* GOAL OF THE EXERCISE:
Count the lines below that contain the word "Falconieri". Give only the number.

* RECORD EXCERPTS:
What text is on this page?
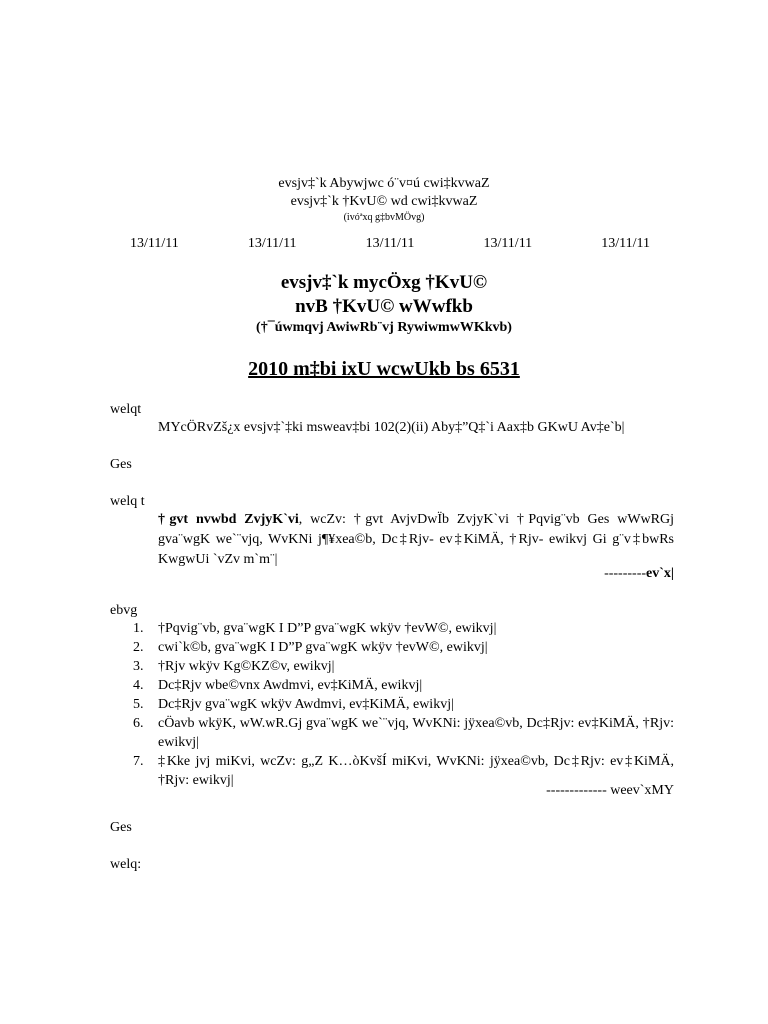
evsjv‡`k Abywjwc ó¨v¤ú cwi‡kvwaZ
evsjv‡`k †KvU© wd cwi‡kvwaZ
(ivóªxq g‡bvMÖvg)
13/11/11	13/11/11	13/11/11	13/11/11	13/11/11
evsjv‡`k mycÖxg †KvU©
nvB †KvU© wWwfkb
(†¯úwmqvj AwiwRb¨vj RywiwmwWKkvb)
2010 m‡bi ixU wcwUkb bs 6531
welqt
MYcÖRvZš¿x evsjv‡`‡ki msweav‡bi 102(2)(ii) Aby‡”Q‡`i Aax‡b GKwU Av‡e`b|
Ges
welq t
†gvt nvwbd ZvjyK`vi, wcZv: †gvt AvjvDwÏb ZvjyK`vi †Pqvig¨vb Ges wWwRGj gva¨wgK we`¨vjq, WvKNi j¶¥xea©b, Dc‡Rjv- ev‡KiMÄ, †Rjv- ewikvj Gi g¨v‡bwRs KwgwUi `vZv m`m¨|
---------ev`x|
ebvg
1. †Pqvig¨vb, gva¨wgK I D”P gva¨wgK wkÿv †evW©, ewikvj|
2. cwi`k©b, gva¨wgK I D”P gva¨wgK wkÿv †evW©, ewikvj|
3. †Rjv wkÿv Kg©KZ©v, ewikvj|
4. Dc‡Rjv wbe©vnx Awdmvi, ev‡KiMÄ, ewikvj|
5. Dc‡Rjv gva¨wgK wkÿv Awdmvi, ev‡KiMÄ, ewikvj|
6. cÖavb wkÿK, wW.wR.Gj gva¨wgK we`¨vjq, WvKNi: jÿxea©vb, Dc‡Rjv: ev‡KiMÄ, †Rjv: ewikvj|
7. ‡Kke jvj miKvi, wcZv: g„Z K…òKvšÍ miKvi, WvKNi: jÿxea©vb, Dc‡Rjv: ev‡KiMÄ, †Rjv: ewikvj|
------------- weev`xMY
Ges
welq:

* * *

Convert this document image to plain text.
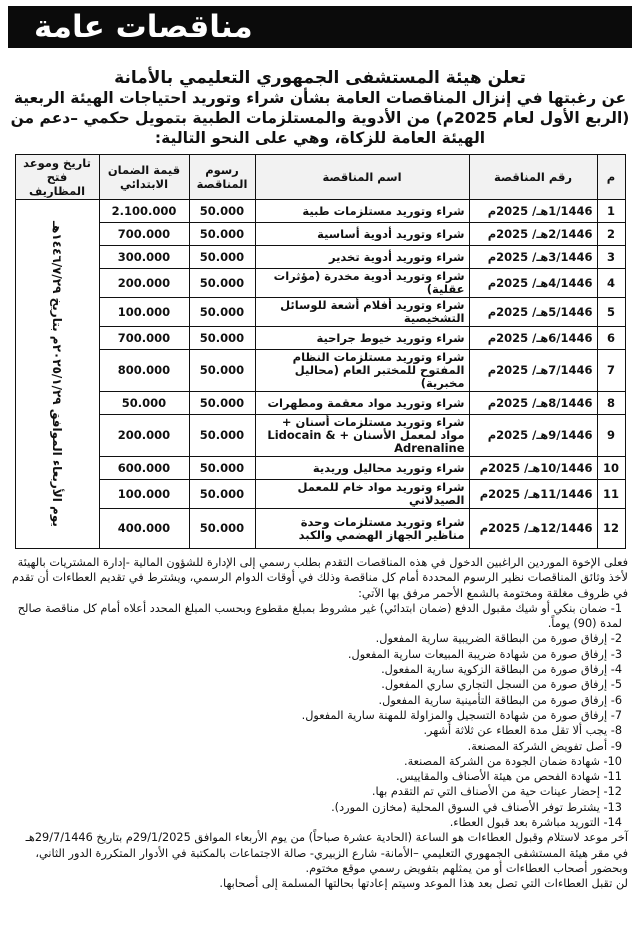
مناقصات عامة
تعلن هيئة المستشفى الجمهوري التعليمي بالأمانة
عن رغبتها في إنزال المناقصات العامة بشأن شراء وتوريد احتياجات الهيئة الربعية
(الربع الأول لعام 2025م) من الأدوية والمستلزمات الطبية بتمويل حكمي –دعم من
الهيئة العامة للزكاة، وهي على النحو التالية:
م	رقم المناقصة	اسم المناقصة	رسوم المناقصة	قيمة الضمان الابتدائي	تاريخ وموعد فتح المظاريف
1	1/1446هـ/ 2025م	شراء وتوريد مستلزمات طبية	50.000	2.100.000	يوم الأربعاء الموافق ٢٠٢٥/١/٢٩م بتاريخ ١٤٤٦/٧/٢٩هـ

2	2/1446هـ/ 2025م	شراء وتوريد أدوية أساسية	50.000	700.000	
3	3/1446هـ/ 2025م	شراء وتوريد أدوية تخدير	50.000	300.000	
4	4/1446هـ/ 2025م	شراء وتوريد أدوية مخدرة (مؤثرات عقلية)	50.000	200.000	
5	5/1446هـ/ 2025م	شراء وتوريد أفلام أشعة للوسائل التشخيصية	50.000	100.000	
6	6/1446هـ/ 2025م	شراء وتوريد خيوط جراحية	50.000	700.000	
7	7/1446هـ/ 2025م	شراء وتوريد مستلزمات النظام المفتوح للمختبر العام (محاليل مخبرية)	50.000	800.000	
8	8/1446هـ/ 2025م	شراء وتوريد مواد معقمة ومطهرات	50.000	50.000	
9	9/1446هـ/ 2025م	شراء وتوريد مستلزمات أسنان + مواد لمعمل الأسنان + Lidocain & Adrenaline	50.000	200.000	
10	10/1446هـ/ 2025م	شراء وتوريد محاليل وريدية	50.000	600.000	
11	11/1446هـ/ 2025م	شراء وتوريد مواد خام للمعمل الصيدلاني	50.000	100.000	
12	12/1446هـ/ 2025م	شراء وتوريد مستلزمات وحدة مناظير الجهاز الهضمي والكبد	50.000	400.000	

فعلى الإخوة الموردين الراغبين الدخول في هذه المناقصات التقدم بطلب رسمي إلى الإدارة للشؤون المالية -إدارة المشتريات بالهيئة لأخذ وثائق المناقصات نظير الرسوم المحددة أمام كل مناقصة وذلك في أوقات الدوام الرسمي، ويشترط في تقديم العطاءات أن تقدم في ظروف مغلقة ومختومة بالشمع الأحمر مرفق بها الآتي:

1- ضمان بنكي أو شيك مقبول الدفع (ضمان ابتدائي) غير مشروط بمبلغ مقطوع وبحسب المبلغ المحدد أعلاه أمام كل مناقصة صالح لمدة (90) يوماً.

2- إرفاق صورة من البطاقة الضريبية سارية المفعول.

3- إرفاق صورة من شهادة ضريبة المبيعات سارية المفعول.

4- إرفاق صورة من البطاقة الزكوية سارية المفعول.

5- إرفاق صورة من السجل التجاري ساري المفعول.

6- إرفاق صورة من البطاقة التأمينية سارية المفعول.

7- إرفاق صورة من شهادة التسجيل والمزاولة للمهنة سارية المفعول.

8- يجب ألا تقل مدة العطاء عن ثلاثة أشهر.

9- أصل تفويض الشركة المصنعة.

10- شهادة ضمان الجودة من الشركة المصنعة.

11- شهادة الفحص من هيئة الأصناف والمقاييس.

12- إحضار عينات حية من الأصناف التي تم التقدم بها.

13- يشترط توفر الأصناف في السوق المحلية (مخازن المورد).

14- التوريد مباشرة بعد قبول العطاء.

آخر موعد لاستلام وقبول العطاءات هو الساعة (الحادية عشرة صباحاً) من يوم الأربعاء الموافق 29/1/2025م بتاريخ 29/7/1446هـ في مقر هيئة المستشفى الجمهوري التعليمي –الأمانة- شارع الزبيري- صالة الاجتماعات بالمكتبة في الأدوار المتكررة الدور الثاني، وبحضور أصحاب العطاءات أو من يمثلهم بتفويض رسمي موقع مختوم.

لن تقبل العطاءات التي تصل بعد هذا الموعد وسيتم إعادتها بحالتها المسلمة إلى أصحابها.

--

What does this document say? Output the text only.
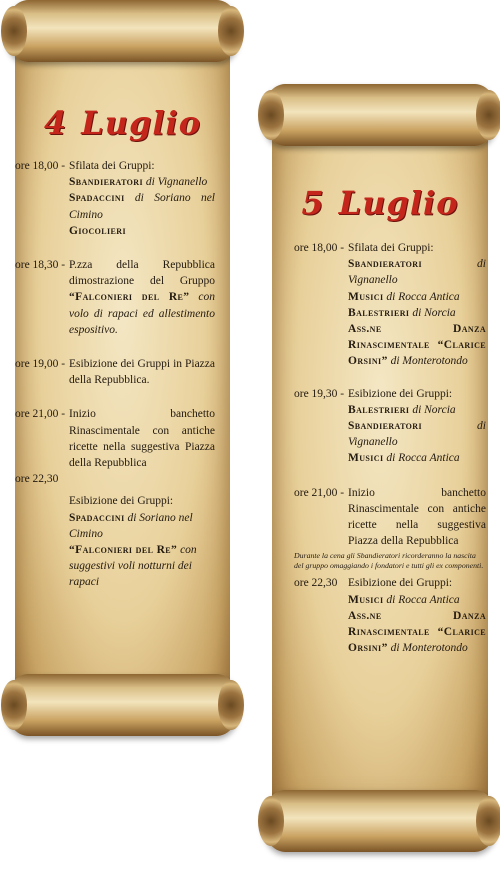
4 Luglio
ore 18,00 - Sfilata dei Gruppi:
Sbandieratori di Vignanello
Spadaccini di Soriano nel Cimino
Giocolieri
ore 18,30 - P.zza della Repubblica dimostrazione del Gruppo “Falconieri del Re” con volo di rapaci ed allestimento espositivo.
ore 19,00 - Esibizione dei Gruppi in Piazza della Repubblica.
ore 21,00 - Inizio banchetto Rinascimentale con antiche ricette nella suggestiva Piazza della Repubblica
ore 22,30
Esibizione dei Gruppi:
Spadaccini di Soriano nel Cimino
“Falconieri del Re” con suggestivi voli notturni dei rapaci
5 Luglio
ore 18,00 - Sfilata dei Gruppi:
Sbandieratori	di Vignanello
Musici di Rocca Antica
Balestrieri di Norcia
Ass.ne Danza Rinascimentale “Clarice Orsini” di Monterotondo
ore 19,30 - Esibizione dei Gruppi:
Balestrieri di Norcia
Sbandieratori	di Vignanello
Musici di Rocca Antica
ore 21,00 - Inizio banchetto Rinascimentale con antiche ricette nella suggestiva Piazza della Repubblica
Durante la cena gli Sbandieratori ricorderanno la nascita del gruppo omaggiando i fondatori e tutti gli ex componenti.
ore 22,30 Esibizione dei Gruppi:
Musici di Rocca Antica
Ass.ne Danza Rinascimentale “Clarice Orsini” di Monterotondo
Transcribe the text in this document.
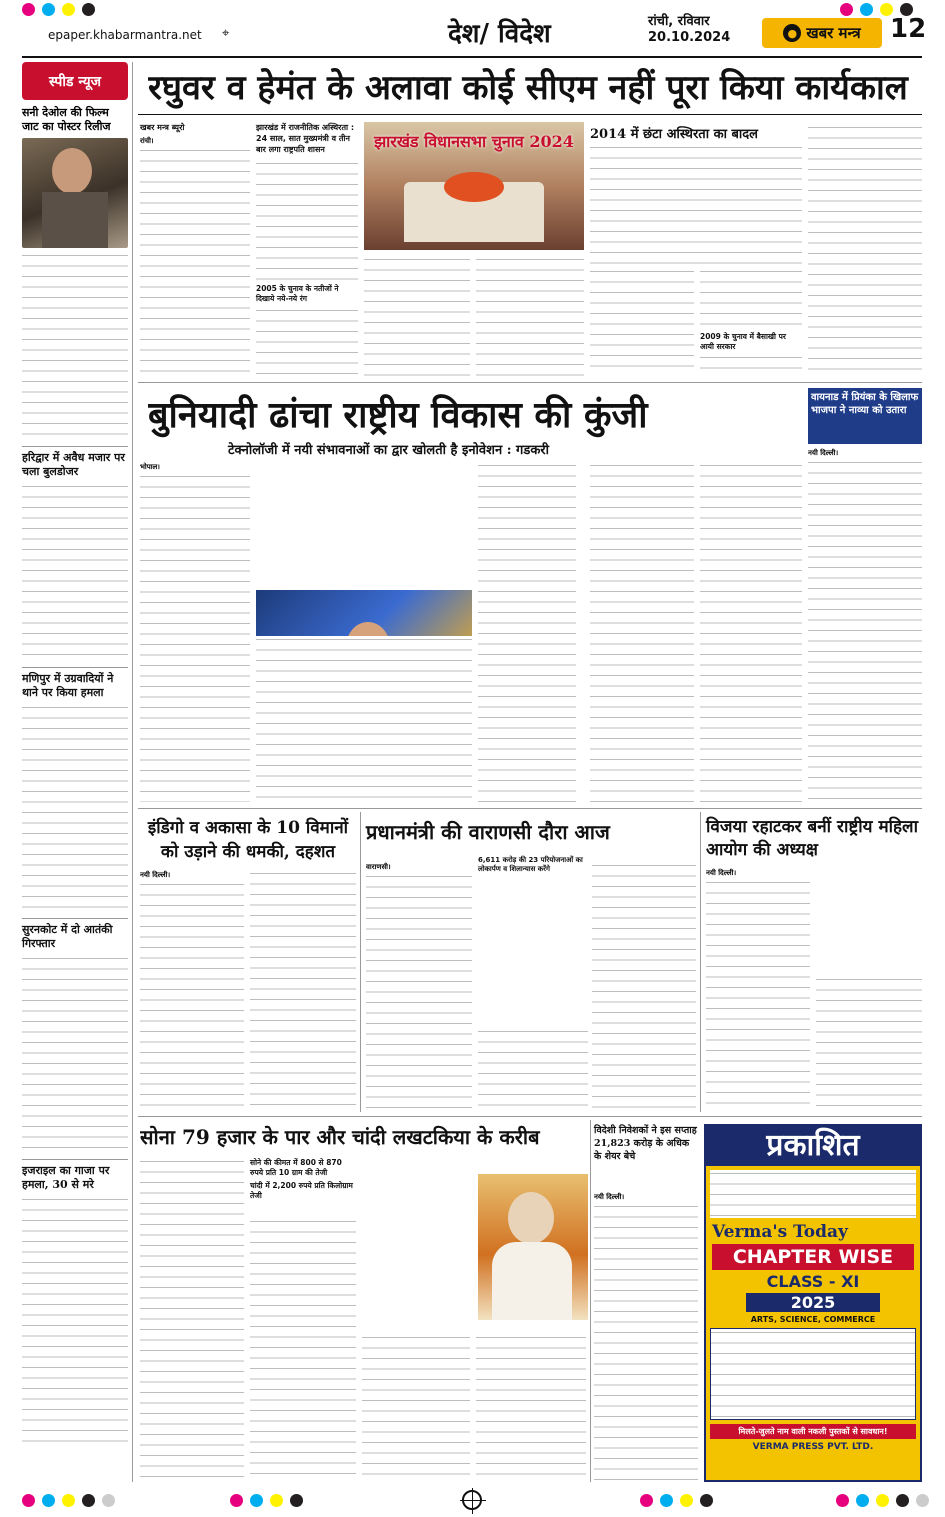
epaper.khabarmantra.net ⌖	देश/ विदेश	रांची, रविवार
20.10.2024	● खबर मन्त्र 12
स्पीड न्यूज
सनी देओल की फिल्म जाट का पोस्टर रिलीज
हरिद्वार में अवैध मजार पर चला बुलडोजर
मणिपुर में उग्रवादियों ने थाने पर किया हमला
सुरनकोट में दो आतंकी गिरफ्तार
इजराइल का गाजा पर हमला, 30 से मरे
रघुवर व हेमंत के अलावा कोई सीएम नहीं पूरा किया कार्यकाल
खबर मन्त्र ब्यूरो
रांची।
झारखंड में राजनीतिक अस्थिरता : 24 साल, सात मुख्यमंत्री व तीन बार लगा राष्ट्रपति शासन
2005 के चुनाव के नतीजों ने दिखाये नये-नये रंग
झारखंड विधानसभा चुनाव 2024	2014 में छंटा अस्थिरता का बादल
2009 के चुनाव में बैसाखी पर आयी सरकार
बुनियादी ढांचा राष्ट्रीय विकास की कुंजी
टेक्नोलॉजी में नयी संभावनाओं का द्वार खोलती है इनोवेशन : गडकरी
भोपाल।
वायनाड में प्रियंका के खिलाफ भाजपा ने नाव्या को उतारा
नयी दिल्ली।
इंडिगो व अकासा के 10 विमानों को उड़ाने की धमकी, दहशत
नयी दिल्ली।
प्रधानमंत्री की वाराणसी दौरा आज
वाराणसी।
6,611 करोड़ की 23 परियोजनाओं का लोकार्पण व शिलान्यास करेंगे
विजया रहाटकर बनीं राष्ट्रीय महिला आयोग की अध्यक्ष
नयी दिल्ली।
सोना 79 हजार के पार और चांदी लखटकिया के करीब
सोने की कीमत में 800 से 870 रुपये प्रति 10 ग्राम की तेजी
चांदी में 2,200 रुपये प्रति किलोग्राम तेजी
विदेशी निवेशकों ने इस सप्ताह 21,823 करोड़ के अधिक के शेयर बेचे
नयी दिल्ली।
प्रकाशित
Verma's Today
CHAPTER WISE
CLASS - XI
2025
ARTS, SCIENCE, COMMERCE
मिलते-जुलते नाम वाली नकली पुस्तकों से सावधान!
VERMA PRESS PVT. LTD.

* WRITTEN SOLUTION:
2